What you are asked to do
Copy every line of the material below exactly, keeping each character and the order of the lines unchanged.

Excerpted records
______________________________

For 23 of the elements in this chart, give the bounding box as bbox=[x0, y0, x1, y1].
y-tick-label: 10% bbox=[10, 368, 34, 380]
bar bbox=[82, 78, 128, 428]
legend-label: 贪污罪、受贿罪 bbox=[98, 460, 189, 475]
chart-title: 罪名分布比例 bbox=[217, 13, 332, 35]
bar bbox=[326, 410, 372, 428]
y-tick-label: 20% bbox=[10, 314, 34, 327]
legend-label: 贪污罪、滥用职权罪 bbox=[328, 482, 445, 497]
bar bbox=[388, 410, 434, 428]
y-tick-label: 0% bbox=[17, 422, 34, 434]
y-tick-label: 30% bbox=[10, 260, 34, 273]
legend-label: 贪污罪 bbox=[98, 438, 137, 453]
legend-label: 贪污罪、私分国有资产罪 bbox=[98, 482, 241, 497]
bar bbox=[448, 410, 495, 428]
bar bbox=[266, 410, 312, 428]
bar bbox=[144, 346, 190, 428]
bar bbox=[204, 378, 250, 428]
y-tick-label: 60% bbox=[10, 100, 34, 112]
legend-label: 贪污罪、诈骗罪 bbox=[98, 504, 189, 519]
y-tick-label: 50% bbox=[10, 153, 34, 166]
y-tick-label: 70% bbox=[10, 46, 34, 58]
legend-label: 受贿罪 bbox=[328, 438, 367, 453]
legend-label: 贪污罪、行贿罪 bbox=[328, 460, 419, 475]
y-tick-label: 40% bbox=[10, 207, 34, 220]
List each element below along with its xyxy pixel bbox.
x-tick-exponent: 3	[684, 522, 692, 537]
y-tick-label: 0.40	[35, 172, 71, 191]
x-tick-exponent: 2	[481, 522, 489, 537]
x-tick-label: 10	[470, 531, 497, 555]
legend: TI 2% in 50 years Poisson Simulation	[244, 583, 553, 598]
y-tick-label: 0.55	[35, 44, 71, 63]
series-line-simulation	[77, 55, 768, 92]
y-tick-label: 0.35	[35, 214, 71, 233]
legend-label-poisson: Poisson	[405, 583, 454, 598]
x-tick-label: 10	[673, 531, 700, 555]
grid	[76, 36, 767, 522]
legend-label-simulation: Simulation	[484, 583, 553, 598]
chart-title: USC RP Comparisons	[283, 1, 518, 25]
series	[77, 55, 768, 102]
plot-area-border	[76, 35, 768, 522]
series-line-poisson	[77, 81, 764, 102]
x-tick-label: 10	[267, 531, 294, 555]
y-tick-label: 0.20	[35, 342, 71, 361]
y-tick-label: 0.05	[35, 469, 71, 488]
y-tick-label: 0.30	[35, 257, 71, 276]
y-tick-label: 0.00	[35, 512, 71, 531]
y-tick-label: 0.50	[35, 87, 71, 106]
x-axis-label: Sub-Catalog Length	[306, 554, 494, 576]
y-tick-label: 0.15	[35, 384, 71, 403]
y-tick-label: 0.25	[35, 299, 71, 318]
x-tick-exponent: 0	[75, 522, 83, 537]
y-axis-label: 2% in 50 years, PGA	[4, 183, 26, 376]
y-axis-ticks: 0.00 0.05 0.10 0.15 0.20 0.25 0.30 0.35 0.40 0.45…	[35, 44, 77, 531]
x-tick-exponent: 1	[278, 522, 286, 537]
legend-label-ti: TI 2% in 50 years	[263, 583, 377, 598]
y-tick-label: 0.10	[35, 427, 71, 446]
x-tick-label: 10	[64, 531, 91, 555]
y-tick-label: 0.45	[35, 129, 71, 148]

______________________________

Exercise result
For 23 of the elements in this chart, give the bounding box as bbox=[x0, y0, x1, y1].
y-tick-label: 10% bbox=[10, 368, 34, 380]
bar bbox=[82, 78, 128, 428]
legend-label: 贪污罪、受贿罪 bbox=[98, 460, 189, 475]
chart-title: 罪名分布比例 bbox=[217, 13, 332, 35]
bar bbox=[326, 410, 372, 428]
y-tick-label: 20% bbox=[10, 314, 34, 327]
legend-label: 贪污罪、滥用职权罪 bbox=[328, 482, 445, 497]
bar bbox=[388, 410, 434, 428]
y-tick-label: 0% bbox=[17, 422, 34, 434]
y-tick-label: 30% bbox=[10, 260, 34, 273]
legend-label: 贪污罪 bbox=[98, 438, 137, 453]
legend-label: 贪污罪、私分国有资产罪 bbox=[98, 482, 241, 497]
bar bbox=[448, 410, 495, 428]
bar bbox=[266, 410, 312, 428]
bar bbox=[144, 346, 190, 428]
bar bbox=[204, 378, 250, 428]
y-tick-label: 60% bbox=[10, 100, 34, 112]
legend-label: 贪污罪、诈骗罪 bbox=[98, 504, 189, 519]
y-tick-label: 50% bbox=[10, 153, 34, 166]
y-tick-label: 70% bbox=[10, 46, 34, 58]
legend-label: 受贿罪 bbox=[328, 438, 367, 453]
legend-label: 贪污罪、行贿罪 bbox=[328, 460, 419, 475]
y-tick-label: 40% bbox=[10, 207, 34, 220]
List each element below along with its xyxy pixel bbox.
x-tick-exponent: 3	[684, 522, 692, 537]
y-tick-label: 0.40	[35, 172, 71, 191]
x-tick-exponent: 2	[481, 522, 489, 537]
x-tick-label: 10	[470, 531, 497, 555]
legend: TI 2% in 50 years Poisson Simulation	[244, 583, 553, 598]
y-tick-label: 0.55	[35, 44, 71, 63]
series-line-simulation	[77, 55, 768, 92]
y-tick-label: 0.35	[35, 214, 71, 233]
legend-label-poisson: Poisson	[405, 583, 454, 598]
x-tick-label: 10	[673, 531, 700, 555]
grid	[76, 36, 767, 522]
legend-label-simulation: Simulation	[484, 583, 553, 598]
chart-title: USC RP Comparisons	[283, 1, 518, 25]
series	[77, 55, 768, 102]
plot-area-border	[76, 35, 768, 522]
series-line-poisson	[77, 81, 764, 102]
x-tick-label: 10	[267, 531, 294, 555]
y-tick-label: 0.20	[35, 342, 71, 361]
y-tick-label: 0.05	[35, 469, 71, 488]
y-tick-label: 0.30	[35, 257, 71, 276]
y-tick-label: 0.00	[35, 512, 71, 531]
y-tick-label: 0.50	[35, 87, 71, 106]
x-axis-label: Sub-Catalog Length	[306, 554, 494, 576]
y-tick-label: 0.15	[35, 384, 71, 403]
y-tick-label: 0.25	[35, 299, 71, 318]
x-tick-exponent: 0	[75, 522, 83, 537]
y-axis-label: 2% in 50 years, PGA	[4, 183, 26, 376]
y-axis-ticks: 0.00 0.05 0.10 0.15 0.20 0.25 0.30 0.35 0.40 0.45…	[35, 44, 77, 531]
x-tick-exponent: 1	[278, 522, 286, 537]
legend-label-ti: TI 2% in 50 years	[263, 583, 377, 598]
y-tick-label: 0.10	[35, 427, 71, 446]
x-tick-label: 10	[64, 531, 91, 555]
y-tick-label: 0.45	[35, 129, 71, 148]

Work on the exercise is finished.